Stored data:
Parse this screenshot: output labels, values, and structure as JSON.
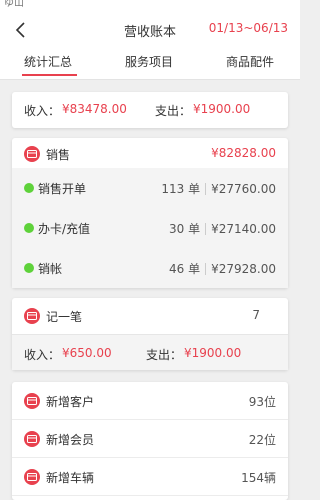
{
  "status": {
    "clipped": "ゆ山"
  },
  "header": {
    "title": "营收账本",
    "date_range": "01/13~06/13"
  },
  "tabs": [
    {
      "label": "统计汇总",
      "active": true
    },
    {
      "label": "服务项目",
      "active": false
    },
    {
      "label": "商品配件",
      "active": false
    }
  ],
  "summary": {
    "income_label": "收入：",
    "income_value": "¥83478.00",
    "expense_label": "支出：",
    "expense_value": "¥1900.00"
  },
  "sales": {
    "header": {
      "label": "销售",
      "value": "¥82828.00",
      "icon": "wallet-icon"
    },
    "items": [
      {
        "label": "销售开单",
        "count": "113 单",
        "amount": "¥27760.00"
      },
      {
        "label": "办卡/充值",
        "count": "30 单",
        "amount": "¥27140.00"
      },
      {
        "label": "销帐",
        "count": "46 单",
        "amount": "¥27928.00"
      }
    ]
  },
  "note": {
    "label": "记一笔",
    "count": "7",
    "icon": "wallet-icon",
    "income_label": "收入：",
    "income_value": "¥650.00",
    "expense_label": "支出：",
    "expense_value": "¥1900.00"
  },
  "stats": [
    {
      "label": "新增客户",
      "value": "93位",
      "icon": "wallet-icon"
    },
    {
      "label": "新增会员",
      "value": "22位",
      "icon": "wallet-icon"
    },
    {
      "label": "新增车辆",
      "value": "154辆",
      "icon": "wallet-icon"
    }
  ],
  "colors": {
    "accent": "#e8414e",
    "green_dot": "#5ed23a",
    "background": "#efefef"
  }
}
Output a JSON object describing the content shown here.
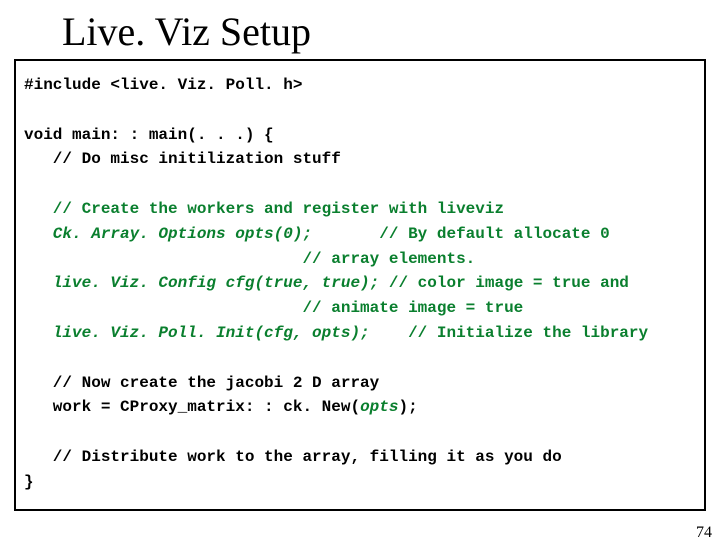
{
  "title": "Live. Viz Setup",
  "slide_number": "74",
  "code": {
    "l1": "#include <live. Viz. Poll. h>",
    "l2": "void main: : main(. . .) {",
    "l3": "   // Do misc initilization stuff",
    "l4": "   // Create the workers and register with liveviz",
    "l5a": "   Ck. Array. Options opts(0);",
    "l5b": "       // By default allocate 0",
    "l6": "                             // array elements.",
    "l7a": "   live. Viz. Config cfg(true, true);",
    "l7b": " // color image = true and",
    "l8": "                             // animate image = true",
    "l9a": "   live. Viz. Poll. Init(cfg, opts);",
    "l9b": "    // Initialize the library",
    "l10": "   // Now create the jacobi 2 D array",
    "l11a": "   work = CProxy_matrix: : ck. New(",
    "l11b": "opts",
    "l11c": ");",
    "l12": "   // Distribute work to the array, filling it as you do",
    "l13": "}"
  }
}
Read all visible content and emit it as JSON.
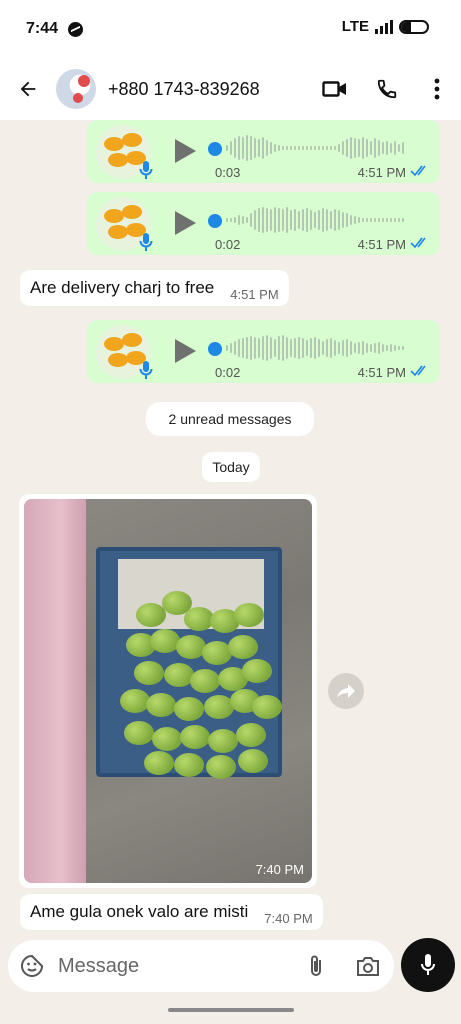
{
  "status_bar": {
    "time": "7:44",
    "network": "LTE"
  },
  "header": {
    "contact": "+880 1743-839268"
  },
  "voice_messages": [
    {
      "duration": "0:03",
      "time": "4:51 PM"
    },
    {
      "duration": "0:02",
      "time": "4:51 PM"
    },
    {
      "duration": "0:02",
      "time": "4:51 PM"
    }
  ],
  "incoming_text_1": {
    "text": "Are delivery charj to free",
    "time": "4:51 PM"
  },
  "unread_pill": "2 unread messages",
  "date_pill": "Today",
  "image_message": {
    "time": "7:40 PM"
  },
  "incoming_text_2": {
    "text": "Ame gula onek valo are misti",
    "time": "7:40 PM"
  },
  "composer": {
    "placeholder": "Message"
  }
}
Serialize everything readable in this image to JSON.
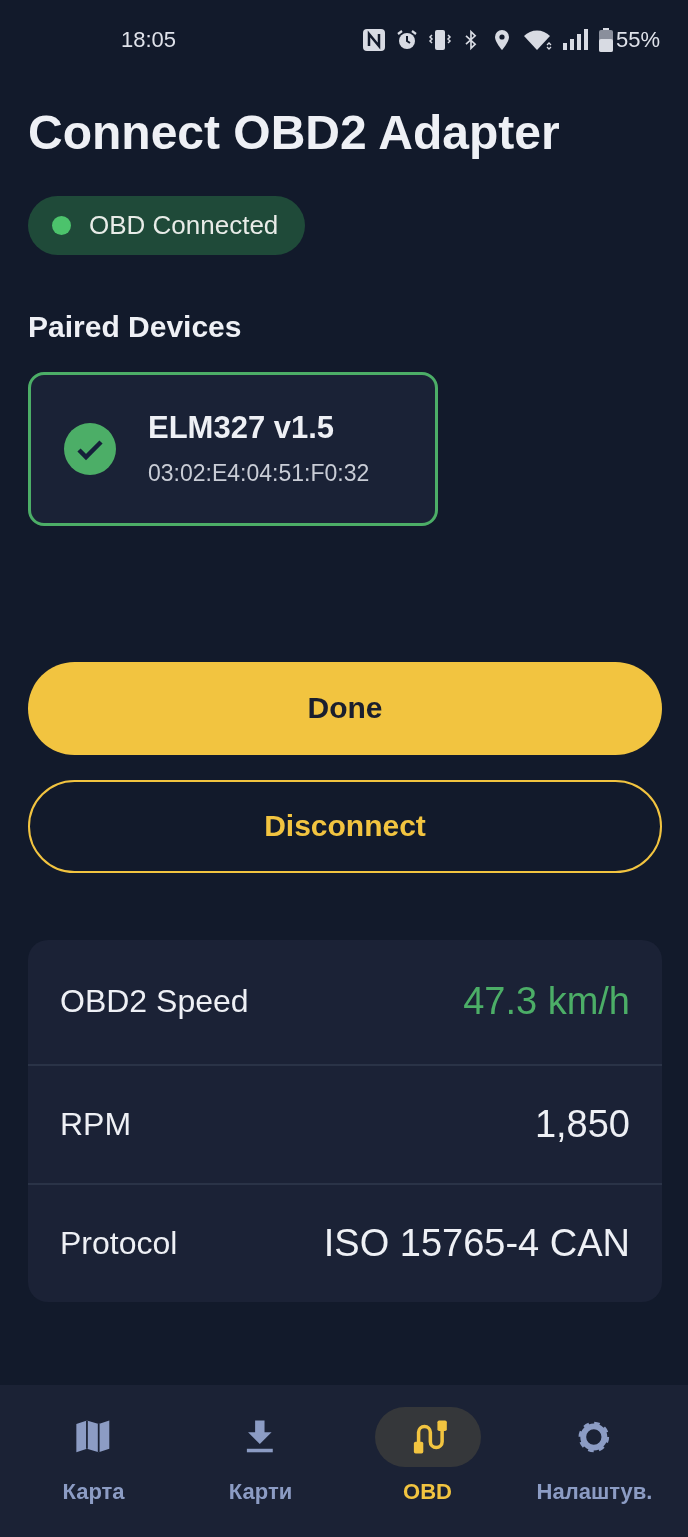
{
  "status_bar": {
    "time": "18:05",
    "battery": "55%"
  },
  "title": "Connect OBD2 Adapter",
  "connection_badge": {
    "label": "OBD Connected",
    "connected": true
  },
  "paired_devices": {
    "heading": "Paired Devices",
    "devices": [
      {
        "name": "ELM327 v1.5",
        "address": "03:02:E4:04:51:F0:32",
        "selected": true
      }
    ]
  },
  "buttons": [
    {
      "label": "Done",
      "kind": "filled"
    },
    {
      "label": "Disconnect",
      "kind": "outlined"
    }
  ],
  "stats": [
    {
      "label": "OBD2 Speed",
      "value": "47.3 km/h",
      "color": "#4cae67"
    },
    {
      "label": "RPM",
      "value": "1,850",
      "color": "#eef0f5"
    },
    {
      "label": "Protocol",
      "value": "ISO 15765-4 CAN",
      "color": "#eef0f5"
    }
  ],
  "nav": [
    {
      "label": "Карта",
      "selected": false
    },
    {
      "label": "Карти",
      "selected": false
    },
    {
      "label": "OBD",
      "selected": true
    },
    {
      "label": "Налаштув.",
      "selected": false
    }
  ]
}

### Task directions
Reproduce all of the data exactly, omitting each picture it holds.

### Correct response
Parse this screenshot: output labels, values, and structure as JSON.
{
  "status": {
    "clipped": "ゆ山"
  },
  "header": {
    "title": "营收账本",
    "date_range": "01/13~06/13"
  },
  "tabs": [
    {
      "label": "统计汇总",
      "active": true
    },
    {
      "label": "服务项目",
      "active": false
    },
    {
      "label": "商品配件",
      "active": false
    }
  ],
  "summary": {
    "income_label": "收入：",
    "income_value": "¥83478.00",
    "expense_label": "支出：",
    "expense_value": "¥1900.00"
  },
  "sales": {
    "header": {
      "label": "销售",
      "value": "¥82828.00",
      "icon": "wallet-icon"
    },
    "items": [
      {
        "label": "销售开单",
        "count": "113 单",
        "amount": "¥27760.00"
      },
      {
        "label": "办卡/充值",
        "count": "30 单",
        "amount": "¥27140.00"
      },
      {
        "label": "销帐",
        "count": "46 单",
        "amount": "¥27928.00"
      }
    ]
  },
  "note": {
    "label": "记一笔",
    "count": "7",
    "icon": "wallet-icon",
    "income_label": "收入：",
    "income_value": "¥650.00",
    "expense_label": "支出：",
    "expense_value": "¥1900.00"
  },
  "stats": [
    {
      "label": "新增客户",
      "value": "93位",
      "icon": "wallet-icon"
    },
    {
      "label": "新增会员",
      "value": "22位",
      "icon": "wallet-icon"
    },
    {
      "label": "新增车辆",
      "value": "154辆",
      "icon": "wallet-icon"
    }
  ],
  "colors": {
    "accent": "#e8414e",
    "green_dot": "#5ed23a",
    "background": "#efefef"
  }
}
Output a JSON object describing the content shown here.
{
  "title": "Live. Viz Setup",
  "slide_number": "74",
  "code": {
    "l1": "#include <live. Viz. Poll. h>",
    "l2": "void main: : main(. . .) {",
    "l3": "   // Do misc initilization stuff",
    "l4": "   // Create the workers and register with liveviz",
    "l5a": "   Ck. Array. Options opts(0);",
    "l5b": "       // By default allocate 0",
    "l6": "                             // array elements.",
    "l7a": "   live. Viz. Config cfg(true, true);",
    "l7b": " // color image = true and",
    "l8": "                             // animate image = true",
    "l9a": "   live. Viz. Poll. Init(cfg, opts);",
    "l9b": "    // Initialize the library",
    "l10": "   // Now create the jacobi 2 D array",
    "l11a": "   work = CProxy_matrix: : ck. New(",
    "l11b": "opts",
    "l11c": ");",
    "l12": "   // Distribute work to the array, filling it as you do",
    "l13": "}"
  }
}
Read all visible content and emit it as JSON.
{
  "status_bar": {
    "time": "7:44",
    "network": "LTE"
  },
  "header": {
    "contact": "+880 1743-839268"
  },
  "voice_messages": [
    {
      "duration": "0:03",
      "time": "4:51 PM"
    },
    {
      "duration": "0:02",
      "time": "4:51 PM"
    },
    {
      "duration": "0:02",
      "time": "4:51 PM"
    }
  ],
  "incoming_text_1": {
    "text": "Are delivery charj to free",
    "time": "4:51 PM"
  },
  "unread_pill": "2 unread messages",
  "date_pill": "Today",
  "image_message": {
    "time": "7:40 PM"
  },
  "incoming_text_2": {
    "text": "Ame gula onek valo are misti",
    "time": "7:40 PM"
  },
  "composer": {
    "placeholder": "Message"
  }
}
Serialize everything readable in this image to JSON.
{
  "status_bar": {
    "time": "18:05",
    "battery": "55%"
  },
  "title": "Connect OBD2 Adapter",
  "connection_badge": {
    "label": "OBD Connected",
    "connected": true
  },
  "paired_devices": {
    "heading": "Paired Devices",
    "devices": [
      {
        "name": "ELM327 v1.5",
        "address": "03:02:E4:04:51:F0:32",
        "selected": true
      }
    ]
  },
  "buttons": [
    {
      "label": "Done",
      "kind": "filled"
    },
    {
      "label": "Disconnect",
      "kind": "outlined"
    }
  ],
  "stats": [
    {
      "label": "OBD2 Speed",
      "value": "47.3 km/h",
      "color": "#4cae67"
    },
    {
      "label": "RPM",
      "value": "1,850",
      "color": "#eef0f5"
    },
    {
      "label": "Protocol",
      "value": "ISO 15765-4 CAN",
      "color": "#eef0f5"
    }
  ],
  "nav": [
    {
      "label": "Карта",
      "selected": false
    },
    {
      "label": "Карти",
      "selected": false
    },
    {
      "label": "OBD",
      "selected": true
    },
    {
      "label": "Налаштув.",
      "selected": false
    }
  ]
}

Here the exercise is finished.